◆ **What this task involves**:
Extract every line that contains the string "color".

--- Begin ---

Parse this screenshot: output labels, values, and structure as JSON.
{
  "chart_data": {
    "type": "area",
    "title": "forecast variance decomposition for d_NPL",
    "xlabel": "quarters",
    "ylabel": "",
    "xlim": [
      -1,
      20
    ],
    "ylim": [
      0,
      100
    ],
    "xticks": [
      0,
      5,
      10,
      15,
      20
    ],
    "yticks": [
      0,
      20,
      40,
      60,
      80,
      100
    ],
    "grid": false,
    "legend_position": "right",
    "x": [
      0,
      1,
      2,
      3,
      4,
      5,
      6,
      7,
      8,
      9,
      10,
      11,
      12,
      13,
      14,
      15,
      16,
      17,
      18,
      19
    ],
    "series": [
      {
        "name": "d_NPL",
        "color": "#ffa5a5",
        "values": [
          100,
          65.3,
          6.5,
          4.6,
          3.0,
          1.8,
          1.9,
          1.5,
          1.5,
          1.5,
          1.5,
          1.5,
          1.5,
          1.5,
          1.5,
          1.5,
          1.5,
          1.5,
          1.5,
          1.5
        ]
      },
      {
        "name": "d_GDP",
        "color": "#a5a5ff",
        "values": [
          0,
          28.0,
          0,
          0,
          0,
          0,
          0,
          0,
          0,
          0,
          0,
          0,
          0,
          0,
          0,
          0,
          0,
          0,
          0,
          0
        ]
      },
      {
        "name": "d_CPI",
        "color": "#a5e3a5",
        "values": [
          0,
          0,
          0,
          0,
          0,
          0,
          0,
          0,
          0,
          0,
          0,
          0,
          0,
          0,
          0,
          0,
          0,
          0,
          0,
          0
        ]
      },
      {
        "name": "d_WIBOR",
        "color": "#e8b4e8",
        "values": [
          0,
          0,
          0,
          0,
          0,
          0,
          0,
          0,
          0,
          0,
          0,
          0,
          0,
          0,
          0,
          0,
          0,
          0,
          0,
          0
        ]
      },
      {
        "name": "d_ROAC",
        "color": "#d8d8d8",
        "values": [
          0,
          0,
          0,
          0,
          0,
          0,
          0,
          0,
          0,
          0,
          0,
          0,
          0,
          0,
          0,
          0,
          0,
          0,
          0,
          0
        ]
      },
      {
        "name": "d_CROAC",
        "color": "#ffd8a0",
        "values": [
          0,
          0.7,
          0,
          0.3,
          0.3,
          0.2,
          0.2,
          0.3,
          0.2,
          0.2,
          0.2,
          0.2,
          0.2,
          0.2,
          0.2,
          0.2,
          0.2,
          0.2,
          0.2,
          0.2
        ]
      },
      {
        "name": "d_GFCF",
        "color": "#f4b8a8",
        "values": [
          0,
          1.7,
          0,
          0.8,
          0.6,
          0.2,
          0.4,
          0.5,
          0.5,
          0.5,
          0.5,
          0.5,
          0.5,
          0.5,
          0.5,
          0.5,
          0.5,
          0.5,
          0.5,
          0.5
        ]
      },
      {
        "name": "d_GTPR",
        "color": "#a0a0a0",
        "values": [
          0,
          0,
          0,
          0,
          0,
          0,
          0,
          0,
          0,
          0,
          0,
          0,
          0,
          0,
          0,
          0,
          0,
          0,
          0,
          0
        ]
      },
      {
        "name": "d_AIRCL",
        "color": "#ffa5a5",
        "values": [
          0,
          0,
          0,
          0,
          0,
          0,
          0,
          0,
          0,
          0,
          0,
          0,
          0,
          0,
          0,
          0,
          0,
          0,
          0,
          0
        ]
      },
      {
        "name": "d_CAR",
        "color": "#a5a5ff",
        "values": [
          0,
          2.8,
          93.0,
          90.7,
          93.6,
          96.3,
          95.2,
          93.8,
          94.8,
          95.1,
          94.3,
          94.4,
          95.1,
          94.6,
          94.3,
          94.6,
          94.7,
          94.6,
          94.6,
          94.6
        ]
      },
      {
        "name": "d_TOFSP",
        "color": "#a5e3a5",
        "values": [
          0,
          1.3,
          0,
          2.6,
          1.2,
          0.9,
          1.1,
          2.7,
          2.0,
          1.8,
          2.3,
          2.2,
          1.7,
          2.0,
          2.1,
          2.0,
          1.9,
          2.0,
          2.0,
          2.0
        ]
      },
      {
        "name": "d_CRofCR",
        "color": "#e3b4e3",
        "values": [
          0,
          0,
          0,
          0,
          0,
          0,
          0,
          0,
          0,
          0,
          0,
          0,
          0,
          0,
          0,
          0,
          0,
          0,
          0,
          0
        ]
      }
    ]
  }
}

--- End ---

◆ **Result**:
        "color": "#ffa5a5",
        "color": "#a5a5ff",
        "color": "#a5e3a5",
        "color": "#e8b4e8",
        "color": "#d8d8d8",
        "color": "#ffd8a0",
        "color": "#f4b8a8",
        "color": "#a0a0a0",
        "color": "#ffa5a5",
        "color": "#a5a5ff",
        "color": "#a5e3a5",
        "color": "#e3b4e3",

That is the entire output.